= Task =
Locate every line in the material below that has the word "above". Copy each of those lines.
━━━ Data for processing ━━━
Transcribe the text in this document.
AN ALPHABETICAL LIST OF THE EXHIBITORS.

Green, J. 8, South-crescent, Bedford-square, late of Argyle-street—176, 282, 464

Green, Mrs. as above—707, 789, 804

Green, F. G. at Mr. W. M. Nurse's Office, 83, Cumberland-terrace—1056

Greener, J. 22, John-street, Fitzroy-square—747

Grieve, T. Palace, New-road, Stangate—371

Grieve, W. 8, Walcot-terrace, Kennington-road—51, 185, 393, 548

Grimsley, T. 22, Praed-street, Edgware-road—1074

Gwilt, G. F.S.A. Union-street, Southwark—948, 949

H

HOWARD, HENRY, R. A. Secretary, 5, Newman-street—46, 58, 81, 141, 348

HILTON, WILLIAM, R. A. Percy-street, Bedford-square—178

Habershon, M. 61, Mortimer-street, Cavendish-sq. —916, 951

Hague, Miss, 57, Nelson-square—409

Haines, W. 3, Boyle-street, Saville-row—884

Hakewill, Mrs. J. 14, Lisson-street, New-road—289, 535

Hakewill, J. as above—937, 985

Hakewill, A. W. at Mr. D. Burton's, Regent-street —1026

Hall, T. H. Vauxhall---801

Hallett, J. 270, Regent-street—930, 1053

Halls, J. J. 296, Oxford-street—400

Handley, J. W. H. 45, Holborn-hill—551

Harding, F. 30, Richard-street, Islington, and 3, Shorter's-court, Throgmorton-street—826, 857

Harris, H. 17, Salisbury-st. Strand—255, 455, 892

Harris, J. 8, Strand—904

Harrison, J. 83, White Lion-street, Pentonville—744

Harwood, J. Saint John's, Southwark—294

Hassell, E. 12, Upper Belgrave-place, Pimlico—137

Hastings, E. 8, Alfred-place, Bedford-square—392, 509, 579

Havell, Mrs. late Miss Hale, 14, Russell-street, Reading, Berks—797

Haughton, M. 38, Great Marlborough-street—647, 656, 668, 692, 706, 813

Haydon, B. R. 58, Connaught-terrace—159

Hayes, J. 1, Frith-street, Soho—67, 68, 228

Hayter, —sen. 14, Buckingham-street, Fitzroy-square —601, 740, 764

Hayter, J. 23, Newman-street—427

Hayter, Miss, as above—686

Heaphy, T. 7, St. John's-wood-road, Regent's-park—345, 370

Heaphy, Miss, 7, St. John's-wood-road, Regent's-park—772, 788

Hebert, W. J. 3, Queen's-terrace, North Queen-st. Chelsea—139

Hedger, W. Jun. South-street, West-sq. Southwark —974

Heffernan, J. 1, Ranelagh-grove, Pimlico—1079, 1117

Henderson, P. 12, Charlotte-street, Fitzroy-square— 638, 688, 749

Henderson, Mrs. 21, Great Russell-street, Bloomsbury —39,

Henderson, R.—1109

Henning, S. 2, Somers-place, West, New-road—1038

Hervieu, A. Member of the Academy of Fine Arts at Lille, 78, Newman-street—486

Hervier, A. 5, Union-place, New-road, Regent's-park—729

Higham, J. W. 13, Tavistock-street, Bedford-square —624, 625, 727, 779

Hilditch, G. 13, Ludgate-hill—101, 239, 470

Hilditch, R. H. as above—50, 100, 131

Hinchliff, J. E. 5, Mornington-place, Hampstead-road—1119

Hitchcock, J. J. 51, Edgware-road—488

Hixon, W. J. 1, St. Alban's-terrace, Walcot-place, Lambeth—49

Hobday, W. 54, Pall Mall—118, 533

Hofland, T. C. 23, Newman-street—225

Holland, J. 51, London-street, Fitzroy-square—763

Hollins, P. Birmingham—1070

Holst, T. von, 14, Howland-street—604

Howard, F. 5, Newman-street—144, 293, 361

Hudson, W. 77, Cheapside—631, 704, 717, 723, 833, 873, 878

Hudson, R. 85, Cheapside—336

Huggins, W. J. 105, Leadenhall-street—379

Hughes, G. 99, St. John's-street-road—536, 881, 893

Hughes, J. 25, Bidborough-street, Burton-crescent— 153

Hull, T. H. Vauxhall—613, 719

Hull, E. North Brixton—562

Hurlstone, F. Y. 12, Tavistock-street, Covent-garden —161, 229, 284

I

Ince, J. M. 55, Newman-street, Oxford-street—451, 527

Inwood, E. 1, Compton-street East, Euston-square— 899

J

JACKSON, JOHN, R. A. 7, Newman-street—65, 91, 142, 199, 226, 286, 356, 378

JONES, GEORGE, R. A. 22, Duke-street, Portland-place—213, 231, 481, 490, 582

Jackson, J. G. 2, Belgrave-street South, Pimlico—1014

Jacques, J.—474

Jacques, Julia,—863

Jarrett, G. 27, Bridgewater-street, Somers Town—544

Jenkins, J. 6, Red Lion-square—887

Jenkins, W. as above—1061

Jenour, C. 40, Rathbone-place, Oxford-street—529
━━━
= Finished exercise =
Green, Mrs. as above—707, 789, 804
Hakewill, J. as above—937, 985
Hayter, Miss, as above—686
Hilditch, R. H. as above—50, 100, 131
Jenkins, W. as above—1061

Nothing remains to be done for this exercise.